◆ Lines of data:
+---+
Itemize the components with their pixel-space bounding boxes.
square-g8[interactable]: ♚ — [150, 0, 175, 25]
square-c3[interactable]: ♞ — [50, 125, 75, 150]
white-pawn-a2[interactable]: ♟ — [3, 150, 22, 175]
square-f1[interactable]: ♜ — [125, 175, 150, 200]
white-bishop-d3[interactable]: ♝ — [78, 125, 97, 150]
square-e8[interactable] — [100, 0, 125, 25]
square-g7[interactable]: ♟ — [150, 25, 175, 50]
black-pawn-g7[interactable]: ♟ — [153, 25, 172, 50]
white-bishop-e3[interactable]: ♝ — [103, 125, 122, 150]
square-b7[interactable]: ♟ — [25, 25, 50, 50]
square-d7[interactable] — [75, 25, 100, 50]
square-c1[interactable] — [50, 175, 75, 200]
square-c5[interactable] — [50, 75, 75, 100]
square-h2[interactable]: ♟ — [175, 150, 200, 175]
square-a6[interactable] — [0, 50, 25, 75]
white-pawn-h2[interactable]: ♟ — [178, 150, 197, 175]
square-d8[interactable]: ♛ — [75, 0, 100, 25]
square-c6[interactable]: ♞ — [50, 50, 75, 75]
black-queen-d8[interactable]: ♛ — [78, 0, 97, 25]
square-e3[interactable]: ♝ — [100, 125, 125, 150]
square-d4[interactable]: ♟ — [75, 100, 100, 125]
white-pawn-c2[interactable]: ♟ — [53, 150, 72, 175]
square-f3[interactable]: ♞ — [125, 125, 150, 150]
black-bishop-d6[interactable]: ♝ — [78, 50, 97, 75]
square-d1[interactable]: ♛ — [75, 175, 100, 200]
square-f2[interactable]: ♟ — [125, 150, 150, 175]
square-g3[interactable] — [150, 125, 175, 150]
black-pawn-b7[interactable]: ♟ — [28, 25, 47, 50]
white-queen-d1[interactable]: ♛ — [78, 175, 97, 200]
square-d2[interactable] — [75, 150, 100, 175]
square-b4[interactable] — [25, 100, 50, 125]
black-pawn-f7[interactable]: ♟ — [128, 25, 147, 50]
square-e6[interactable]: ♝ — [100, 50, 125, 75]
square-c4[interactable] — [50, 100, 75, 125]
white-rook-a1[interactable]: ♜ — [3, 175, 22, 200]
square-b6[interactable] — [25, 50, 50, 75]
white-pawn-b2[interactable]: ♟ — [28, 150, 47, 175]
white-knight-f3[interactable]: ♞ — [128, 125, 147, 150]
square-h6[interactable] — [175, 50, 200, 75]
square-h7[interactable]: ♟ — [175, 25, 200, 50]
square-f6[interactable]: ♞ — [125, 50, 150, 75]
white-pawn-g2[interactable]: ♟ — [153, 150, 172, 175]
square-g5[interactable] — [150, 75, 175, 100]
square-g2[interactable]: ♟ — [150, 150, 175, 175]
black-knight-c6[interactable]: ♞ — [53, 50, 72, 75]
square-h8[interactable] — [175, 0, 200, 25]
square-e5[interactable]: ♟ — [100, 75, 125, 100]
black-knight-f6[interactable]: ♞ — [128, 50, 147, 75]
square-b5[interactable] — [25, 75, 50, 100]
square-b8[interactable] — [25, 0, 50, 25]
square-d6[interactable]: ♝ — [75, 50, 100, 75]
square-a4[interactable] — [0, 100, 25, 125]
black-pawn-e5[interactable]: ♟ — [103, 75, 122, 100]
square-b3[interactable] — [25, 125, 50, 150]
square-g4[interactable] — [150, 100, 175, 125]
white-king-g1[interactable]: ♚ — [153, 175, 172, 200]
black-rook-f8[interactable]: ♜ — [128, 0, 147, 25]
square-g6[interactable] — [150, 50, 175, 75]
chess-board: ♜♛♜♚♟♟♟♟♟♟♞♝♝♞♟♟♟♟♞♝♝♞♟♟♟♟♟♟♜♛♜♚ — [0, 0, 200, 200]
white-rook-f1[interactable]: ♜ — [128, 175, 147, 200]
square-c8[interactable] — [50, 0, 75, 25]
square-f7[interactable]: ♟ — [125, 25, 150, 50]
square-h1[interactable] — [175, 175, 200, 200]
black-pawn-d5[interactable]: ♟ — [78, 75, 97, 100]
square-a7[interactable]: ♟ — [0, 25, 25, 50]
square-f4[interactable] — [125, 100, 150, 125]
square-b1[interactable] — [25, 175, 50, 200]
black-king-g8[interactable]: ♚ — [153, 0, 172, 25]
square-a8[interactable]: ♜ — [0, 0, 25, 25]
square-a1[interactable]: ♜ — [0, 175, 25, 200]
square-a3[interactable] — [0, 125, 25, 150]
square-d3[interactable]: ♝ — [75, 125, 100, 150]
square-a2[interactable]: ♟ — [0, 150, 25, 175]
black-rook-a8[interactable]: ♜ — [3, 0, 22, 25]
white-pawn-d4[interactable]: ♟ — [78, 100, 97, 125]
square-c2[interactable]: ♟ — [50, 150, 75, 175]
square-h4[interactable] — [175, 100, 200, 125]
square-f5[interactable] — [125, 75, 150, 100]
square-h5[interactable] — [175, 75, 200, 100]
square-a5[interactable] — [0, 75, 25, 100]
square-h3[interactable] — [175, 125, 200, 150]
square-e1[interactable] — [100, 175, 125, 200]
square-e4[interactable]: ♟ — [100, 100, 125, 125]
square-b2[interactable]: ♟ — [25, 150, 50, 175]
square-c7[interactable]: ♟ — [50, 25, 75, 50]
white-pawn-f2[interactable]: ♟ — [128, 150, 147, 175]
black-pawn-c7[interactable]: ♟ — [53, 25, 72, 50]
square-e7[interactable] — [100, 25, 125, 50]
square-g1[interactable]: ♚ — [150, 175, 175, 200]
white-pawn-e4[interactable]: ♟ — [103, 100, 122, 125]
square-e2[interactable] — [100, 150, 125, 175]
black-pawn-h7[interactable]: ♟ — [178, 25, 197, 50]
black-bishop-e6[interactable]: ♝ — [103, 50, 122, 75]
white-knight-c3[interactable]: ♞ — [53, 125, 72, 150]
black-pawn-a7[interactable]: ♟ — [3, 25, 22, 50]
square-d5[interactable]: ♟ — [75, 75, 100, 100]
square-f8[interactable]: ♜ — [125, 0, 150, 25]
+---+
◆ Exercise directions: Turn the material, from its first line through the line containing "square-e5[interactable]: ♟ —", into a Markdown table with two columns, Row number and Line, leaving out blank lines.

◆ Output for this exercise:
| Row number | Line |
|---|---|
| 1 | Itemize the components with their pixel-space bounding boxes. |
| 2 | square-g8[interactable]: ♚ — [150, 0, 175, 25] |
| 3 | square-c3[interactable]: ♞ — [50, 125, 75, 150] |
| 4 | white-pawn-a2[interactable]: ♟ — [3, 150, 22, 175] |
| 5 | square-f1[interactable]: ♜ — [125, 175, 150, 200] |
| 6 | white-bishop-d3[interactable]: ♝ — [78, 125, 97, 150] |
| 7 | square-e8[interactable] — [100, 0, 125, 25] |
| 8 | square-g7[interactable]: ♟ — [150, 25, 175, 50] |
| 9 | black-pawn-g7[interactable]: ♟ — [153, 25, 172, 50] |
| 10 | white-bishop-e3[interactable]: ♝ — [103, 125, 122, 150] |
| 11 | square-b7[interactable]: ♟ — [25, 25, 50, 50] |
| 12 | square-d7[interactable] — [75, 25, 100, 50] |
| 13 | square-c1[interactable] — [50, 175, 75, 200] |
| 14 | square-c5[interactable] — [50, 75, 75, 100] |
| 15 | square-h2[interactable]: ♟ — [175, 150, 200, 175] |
| 16 | square-a6[interactable] — [0, 50, 25, 75] |
| 17 | white-pawn-h2[interactable]: ♟ — [178, 150, 197, 175] |
| 18 | square-d8[interactable]: ♛ — [75, 0, 100, 25] |
| 19 | square-c6[interactable]: ♞ — [50, 50, 75, 75] |
| 20 | black-queen-d8[interactable]: ♛ — [78, 0, 97, 25] |
| 21 | square-e3[interactable]: ♝ — [100, 125, 125, 150] |
| 22 | square-d4[interactable]: ♟ — [75, 100, 100, 125] |
| 23 | white-pawn-c2[interactable]: ♟ — [53, 150, 72, 175] |
| 24 | square-f3[interactable]: ♞ — [125, 125, 150, 150] |
| 25 | black-bishop-d6[interactable]: ♝ — [78, 50, 97, 75] |
| 26 | square-d1[interactable]: ♛ — [75, 175, 100, 200] |
| 27 | square-f2[interactable]: ♟ — [125, 150, 150, 175] |
| 28 | square-g3[interactable] — [150, 125, 175, 150] |
| 29 | black-pawn-b7[interactable]: ♟ — [28, 25, 47, 50] |
| 30 | white-queen-d1[interactable]: ♛ — [78, 175, 97, 200] |
| 31 | square-d2[interactable] — [75, 150, 100, 175] |
| 32 | square-b4[interactable] — [25, 100, 50, 125] |
| 33 | black-pawn-f7[interactable]: ♟ — [128, 25, 147, 50] |
| 34 | square-e6[interactable]: ♝ — [100, 50, 125, 75] |
| 35 | square-c4[interactable] — [50, 100, 75, 125] |
| 36 | white-rook-a1[interactable]: ♜ — [3, 175, 22, 200] |
| 37 | square-b6[interactable] — [25, 50, 50, 75] |
| 38 | white-pawn-b2[interactable]: ♟ — [28, 150, 47, 175] |
| 39 | white-knight-f3[interactable]: ♞ — [128, 125, 147, 150] |
| 40 | square-h6[interactable] — [175, 50, 200, 75] |
| 41 | square-h7[interactable]: ♟ — [175, 25, 200, 50] |
| 42 | square-f6[interactable]: ♞ — [125, 50, 150, 75] |
| 43 | white-pawn-g2[interactable]: ♟ — [153, 150, 172, 175] |
| 44 | square-g5[interactable] — [150, 75, 175, 100] |
| 45 | square-g2[interactable]: ♟ — [150, 150, 175, 175] |
| 46 | black-knight-c6[interactable]: ♞ — [53, 50, 72, 75] |
| 47 | square-h8[interactable] — [175, 0, 200, 25] |
| 48 | square-e5[interactable]: ♟ — [100, 75, 125, 100] |